- [WHAT YOU SHOULD DO] Retype exactly the stretch of lines that begins at the line containing "OCR this image." and ends at the last line of the data, with no other lines.

- [RECORDS TO PROCESS]
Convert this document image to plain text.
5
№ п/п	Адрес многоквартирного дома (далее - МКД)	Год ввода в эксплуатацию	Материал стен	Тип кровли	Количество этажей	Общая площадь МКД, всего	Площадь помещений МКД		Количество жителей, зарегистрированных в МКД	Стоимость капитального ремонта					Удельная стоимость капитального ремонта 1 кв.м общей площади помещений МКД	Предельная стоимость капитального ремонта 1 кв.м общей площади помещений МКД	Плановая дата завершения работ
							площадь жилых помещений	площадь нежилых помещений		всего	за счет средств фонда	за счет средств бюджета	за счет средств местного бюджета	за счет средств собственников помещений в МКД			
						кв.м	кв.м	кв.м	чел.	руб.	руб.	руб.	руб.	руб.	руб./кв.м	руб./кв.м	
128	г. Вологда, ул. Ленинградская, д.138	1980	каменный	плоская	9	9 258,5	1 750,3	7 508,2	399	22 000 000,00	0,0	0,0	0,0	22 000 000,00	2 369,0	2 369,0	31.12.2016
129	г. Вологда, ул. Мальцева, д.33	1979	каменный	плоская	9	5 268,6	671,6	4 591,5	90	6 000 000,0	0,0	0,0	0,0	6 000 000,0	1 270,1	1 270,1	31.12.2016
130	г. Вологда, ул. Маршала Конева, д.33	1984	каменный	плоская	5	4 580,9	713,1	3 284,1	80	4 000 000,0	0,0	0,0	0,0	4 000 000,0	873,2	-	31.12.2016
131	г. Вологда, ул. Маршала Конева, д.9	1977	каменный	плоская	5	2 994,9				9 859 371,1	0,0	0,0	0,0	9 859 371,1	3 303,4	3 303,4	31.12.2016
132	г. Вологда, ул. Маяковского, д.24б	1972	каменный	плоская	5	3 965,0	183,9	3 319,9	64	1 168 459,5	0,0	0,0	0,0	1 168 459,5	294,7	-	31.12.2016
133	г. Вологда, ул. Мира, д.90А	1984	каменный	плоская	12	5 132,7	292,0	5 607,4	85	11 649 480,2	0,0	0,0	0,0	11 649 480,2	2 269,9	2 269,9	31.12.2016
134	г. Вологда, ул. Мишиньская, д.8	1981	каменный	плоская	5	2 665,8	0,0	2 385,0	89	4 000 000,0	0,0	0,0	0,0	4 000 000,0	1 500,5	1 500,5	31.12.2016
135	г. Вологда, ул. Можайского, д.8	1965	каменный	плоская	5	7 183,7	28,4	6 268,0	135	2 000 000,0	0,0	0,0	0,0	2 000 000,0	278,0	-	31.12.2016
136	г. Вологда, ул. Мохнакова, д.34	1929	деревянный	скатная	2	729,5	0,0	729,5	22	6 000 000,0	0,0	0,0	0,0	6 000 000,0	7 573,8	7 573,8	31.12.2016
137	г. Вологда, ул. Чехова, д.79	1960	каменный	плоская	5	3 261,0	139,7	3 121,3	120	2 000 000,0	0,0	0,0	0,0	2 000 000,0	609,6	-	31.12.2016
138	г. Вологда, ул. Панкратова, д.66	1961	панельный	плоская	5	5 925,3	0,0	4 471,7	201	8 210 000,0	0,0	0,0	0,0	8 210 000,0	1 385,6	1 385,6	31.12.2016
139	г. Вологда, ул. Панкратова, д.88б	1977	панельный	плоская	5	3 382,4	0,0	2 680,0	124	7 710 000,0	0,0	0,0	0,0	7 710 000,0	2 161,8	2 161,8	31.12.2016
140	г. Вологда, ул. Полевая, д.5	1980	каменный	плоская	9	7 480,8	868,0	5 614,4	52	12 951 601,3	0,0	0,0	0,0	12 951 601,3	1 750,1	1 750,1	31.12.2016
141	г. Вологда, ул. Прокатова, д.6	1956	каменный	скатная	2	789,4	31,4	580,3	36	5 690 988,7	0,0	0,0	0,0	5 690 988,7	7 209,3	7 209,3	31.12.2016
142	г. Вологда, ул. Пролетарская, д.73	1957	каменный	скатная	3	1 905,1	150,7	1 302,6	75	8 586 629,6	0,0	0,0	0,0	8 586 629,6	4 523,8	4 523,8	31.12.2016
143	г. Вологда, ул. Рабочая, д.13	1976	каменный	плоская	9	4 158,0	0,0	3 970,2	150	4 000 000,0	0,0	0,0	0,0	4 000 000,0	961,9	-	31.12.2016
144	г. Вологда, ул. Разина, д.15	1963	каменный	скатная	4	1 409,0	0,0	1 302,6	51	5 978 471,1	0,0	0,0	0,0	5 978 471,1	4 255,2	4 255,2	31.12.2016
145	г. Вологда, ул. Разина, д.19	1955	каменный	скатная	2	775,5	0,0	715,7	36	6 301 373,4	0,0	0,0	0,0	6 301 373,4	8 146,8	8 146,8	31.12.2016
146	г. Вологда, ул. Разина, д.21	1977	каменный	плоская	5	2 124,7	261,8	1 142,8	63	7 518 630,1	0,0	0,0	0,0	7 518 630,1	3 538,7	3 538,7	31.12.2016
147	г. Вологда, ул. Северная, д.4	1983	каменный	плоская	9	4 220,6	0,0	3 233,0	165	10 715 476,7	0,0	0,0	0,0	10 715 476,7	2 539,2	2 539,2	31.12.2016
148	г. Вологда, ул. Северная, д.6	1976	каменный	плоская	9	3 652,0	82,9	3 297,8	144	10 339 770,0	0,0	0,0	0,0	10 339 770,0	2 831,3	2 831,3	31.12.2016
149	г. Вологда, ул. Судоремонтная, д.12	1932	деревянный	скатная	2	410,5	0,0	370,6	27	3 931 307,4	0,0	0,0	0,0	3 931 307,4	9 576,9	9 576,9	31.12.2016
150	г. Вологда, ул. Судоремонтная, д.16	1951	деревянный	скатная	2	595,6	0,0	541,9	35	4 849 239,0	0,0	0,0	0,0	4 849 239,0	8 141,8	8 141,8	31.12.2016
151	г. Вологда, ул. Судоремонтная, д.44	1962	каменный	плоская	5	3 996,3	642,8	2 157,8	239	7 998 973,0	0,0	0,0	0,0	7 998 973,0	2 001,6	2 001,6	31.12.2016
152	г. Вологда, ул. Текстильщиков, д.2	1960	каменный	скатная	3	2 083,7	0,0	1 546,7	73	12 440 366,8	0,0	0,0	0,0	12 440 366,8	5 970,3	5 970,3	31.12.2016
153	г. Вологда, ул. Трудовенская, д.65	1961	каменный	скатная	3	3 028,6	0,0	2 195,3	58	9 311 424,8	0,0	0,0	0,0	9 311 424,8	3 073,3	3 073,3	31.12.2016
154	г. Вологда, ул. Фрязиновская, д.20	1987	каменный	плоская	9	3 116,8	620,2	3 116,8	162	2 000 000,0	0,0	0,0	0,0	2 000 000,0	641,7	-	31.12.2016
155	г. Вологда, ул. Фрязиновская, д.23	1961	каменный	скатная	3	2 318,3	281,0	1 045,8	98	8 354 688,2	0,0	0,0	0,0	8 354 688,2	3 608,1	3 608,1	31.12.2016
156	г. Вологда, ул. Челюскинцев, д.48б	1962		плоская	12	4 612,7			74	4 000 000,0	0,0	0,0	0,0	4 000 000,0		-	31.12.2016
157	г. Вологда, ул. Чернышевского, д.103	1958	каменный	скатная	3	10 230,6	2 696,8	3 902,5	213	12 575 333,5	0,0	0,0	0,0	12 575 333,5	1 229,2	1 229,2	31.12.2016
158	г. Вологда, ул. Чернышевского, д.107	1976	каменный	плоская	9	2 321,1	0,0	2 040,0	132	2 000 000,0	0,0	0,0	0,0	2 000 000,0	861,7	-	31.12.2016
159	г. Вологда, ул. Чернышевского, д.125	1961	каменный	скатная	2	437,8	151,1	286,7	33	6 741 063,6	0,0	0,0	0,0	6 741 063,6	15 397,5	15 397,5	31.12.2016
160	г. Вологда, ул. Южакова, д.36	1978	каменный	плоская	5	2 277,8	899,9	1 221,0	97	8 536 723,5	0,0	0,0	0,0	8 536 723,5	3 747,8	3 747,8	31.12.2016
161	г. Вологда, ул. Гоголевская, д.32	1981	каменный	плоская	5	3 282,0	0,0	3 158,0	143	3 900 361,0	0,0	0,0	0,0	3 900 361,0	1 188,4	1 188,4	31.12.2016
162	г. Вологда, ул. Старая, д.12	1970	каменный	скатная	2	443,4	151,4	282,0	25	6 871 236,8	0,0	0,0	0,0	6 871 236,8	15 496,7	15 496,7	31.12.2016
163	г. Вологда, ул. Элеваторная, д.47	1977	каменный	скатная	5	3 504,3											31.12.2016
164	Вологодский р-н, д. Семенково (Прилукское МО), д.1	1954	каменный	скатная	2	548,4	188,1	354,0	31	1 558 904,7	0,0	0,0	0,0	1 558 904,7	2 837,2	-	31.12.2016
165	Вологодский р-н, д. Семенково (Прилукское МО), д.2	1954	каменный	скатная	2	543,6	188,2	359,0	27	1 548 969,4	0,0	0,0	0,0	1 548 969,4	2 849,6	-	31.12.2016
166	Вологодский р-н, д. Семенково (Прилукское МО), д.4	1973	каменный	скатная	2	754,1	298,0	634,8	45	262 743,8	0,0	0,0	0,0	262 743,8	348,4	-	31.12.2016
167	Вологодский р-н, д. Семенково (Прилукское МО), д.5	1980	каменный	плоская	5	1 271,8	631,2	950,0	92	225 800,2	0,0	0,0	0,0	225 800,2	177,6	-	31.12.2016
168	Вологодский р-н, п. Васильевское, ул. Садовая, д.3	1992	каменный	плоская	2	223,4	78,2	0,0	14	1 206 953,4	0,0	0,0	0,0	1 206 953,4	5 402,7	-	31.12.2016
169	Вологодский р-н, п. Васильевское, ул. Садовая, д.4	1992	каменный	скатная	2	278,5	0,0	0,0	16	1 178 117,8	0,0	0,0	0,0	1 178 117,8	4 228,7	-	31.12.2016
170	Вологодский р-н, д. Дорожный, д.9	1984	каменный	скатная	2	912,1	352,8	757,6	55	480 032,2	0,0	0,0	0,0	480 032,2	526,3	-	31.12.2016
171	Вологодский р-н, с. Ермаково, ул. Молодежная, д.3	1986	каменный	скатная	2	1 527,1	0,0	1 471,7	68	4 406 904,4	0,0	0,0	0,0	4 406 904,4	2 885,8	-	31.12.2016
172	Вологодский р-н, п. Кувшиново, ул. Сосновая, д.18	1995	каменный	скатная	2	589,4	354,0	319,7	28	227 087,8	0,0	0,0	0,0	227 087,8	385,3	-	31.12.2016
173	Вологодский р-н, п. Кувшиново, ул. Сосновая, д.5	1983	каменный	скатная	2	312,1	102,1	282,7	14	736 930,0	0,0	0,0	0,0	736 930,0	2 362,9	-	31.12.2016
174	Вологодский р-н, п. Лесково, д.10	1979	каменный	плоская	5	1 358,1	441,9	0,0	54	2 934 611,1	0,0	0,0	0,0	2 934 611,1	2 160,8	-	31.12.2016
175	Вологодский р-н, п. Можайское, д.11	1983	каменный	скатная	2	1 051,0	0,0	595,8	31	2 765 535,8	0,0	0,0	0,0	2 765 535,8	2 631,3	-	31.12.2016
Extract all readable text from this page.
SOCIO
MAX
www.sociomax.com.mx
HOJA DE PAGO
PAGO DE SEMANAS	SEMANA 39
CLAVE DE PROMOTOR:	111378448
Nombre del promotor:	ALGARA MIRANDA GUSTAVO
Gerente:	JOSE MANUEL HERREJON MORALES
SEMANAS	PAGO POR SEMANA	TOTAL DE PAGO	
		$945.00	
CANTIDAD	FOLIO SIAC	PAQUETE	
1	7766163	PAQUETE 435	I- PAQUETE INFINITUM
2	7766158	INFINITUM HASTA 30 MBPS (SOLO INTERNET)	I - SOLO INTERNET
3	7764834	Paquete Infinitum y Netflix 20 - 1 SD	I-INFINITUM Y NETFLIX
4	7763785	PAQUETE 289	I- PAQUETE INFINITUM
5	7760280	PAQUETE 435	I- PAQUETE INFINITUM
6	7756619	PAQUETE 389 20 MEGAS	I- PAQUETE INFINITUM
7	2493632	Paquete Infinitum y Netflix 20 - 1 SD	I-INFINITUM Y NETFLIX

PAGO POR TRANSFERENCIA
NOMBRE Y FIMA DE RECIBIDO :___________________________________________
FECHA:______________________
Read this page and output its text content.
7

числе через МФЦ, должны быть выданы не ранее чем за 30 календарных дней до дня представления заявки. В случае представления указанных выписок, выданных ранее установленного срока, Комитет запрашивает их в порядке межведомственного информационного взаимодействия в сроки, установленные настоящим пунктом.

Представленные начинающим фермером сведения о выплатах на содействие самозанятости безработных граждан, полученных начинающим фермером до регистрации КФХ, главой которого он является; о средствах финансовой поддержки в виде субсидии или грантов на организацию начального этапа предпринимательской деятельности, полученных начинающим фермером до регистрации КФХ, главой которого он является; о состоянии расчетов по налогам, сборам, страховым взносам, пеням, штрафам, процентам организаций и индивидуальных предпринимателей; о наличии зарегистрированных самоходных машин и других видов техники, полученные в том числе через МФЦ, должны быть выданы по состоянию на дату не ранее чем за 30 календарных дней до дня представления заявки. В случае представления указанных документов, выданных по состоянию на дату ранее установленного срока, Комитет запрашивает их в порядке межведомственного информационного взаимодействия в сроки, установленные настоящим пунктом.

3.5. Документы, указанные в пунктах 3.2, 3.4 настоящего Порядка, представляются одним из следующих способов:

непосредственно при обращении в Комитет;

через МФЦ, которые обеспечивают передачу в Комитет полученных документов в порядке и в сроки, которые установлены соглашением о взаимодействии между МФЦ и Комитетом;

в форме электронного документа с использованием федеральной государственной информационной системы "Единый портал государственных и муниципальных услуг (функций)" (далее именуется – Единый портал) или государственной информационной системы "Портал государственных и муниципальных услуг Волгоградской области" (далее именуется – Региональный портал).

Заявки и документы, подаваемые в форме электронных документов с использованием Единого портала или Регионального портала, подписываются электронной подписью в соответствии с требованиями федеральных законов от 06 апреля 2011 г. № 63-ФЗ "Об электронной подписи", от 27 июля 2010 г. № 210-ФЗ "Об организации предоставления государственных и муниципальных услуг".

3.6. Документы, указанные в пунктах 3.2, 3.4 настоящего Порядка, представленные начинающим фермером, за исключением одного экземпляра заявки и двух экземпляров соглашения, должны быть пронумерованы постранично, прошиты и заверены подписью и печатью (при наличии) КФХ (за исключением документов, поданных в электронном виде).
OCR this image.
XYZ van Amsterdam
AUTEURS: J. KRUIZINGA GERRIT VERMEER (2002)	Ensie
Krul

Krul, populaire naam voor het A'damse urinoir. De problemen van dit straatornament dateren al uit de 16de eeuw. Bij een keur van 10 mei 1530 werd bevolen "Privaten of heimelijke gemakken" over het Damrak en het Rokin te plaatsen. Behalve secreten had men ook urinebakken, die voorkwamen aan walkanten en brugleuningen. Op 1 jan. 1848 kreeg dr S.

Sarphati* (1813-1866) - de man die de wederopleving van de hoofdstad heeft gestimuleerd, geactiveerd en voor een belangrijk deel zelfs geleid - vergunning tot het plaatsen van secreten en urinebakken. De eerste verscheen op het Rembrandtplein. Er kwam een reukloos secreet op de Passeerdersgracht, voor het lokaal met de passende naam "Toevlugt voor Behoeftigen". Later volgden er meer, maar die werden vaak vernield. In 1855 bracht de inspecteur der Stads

- [RESPONSE]
OCR this image.
XYZ van Amsterdam
AUTEURS: J. KRUIZINGA GERRIT VERMEER (2002)	Ensie
Krul

Krul, populaire naam voor het A'damse urinoir. De problemen van dit straatornament dateren al uit de 16de eeuw. Bij een keur van 10 mei 1530 werd bevolen "Privaten of heimelijke gemakken" over het Damrak en het Rokin te plaatsen. Behalve secreten had men ook urinebakken, die voorkwamen aan walkanten en brugleuningen. Op 1 jan. 1848 kreeg dr S.

Sarphati* (1813-1866) - de man die de wederopleving van de hoofdstad heeft gestimuleerd, geactiveerd en voor een belangrijk deel zelfs geleid - vergunning tot het plaatsen van secreten en urinebakken. De eerste verscheen op het Rembrandtplein. Er kwam een reukloos secreet op de Passeerdersgracht, voor het lokaal met de passende naam "Toevlugt voor Behoeftigen". Later volgden er meer, maar die werden vaak vernield. In 1855 bracht de inspecteur der Stads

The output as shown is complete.